## 抜粋
___

畳のように敷かれた石というのが原義。石を畳み上げるという意で石段の古称でもあった。今日、石畳といえば、道路や広場庭園などの舗装として敷き詰められた上面が平らな石、または敷き詰められた状態をさす。いずれにしてもそれらは自然の地面石材によって、交通のために永続的で堅固な場所に変えるためのものであるとともに、その場に描き出されるパターンによって美しい装飾となる。近代アスファルトコンクリートの舗装が機能面などで優れていながら、表情が乏しいのとは対照的に、石畳は広場や道路、庭園に独特の表情を与えている。

___

## 課題一覧
A. 石畳に関する抜粋から、「畳のように敷かれた石というの」を含む語句で始まり「園に独特の表情を与えている。」で終わる部分を、一字一句変えずに抜き出してください。
B. 抜粋の後に続くページ要素の注釈の行を、すべて一字一句そのまま書き写してください。ただし、画像は解答に含めないでください。
上の抜粋と下の行は、それぞれ別の出典に由来するものです。

ページ要素の注釈
___

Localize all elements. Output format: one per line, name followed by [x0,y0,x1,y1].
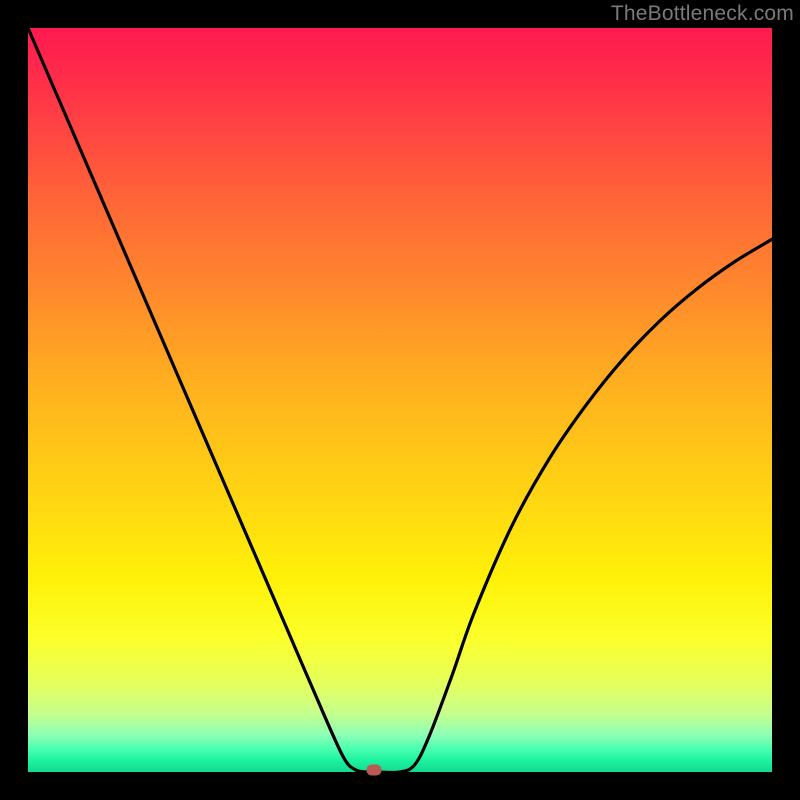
chart-frame: TheBottleneck.com [0,0,800,800]
optimal-marker [366,765,381,776]
bottleneck-curve [28,28,772,772]
watermark-text: TheBottleneck.com [611,2,794,26]
plot-area [28,28,772,772]
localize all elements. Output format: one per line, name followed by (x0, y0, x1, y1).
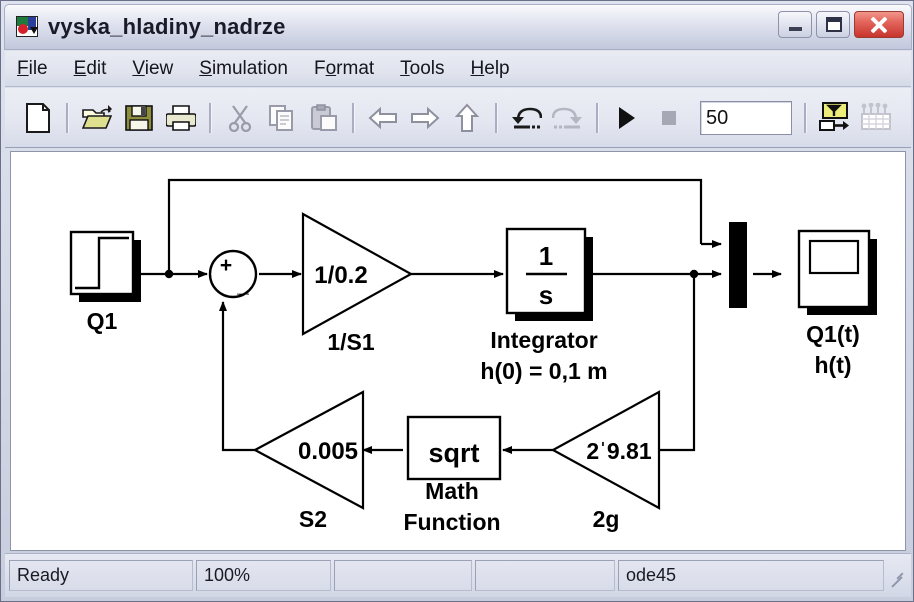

___

## 解答結果
A.
畳のように敷かれた石というのが原義。石を畳み上げるという意で石段の古称でもあった。今日、石畳といえば、道路や広場庭園などの舗装として敷き詰められた上面が平らな石、または敷き詰められた状態をさす。いずれにしてもそれらは自然の地面石材によって、交通のために永続的で堅固な場所に変えるためのものであるとともに、その場に描き出されるパターンによって美しい装飾となる。近代アスファルトコンクリートの舗装が機能面などで優れていながら、表情が乏しいのとは対照的に、石畳は広場や道路、庭園に独特の表情を与えている。

B.
Localize all elements. Output format: one per line, name followed by [x0,y0,x1,y1].
chart-frame: TheBottleneck.com [0,0,800,800]
optimal-marker [366,765,381,776]
bottleneck-curve [28,28,772,772]
watermark-text: TheBottleneck.com [611,2,794,26]
plot-area [28,28,772,772]
localize all elements. Output format: one per line, name followed by (x0, y0, x1, y1).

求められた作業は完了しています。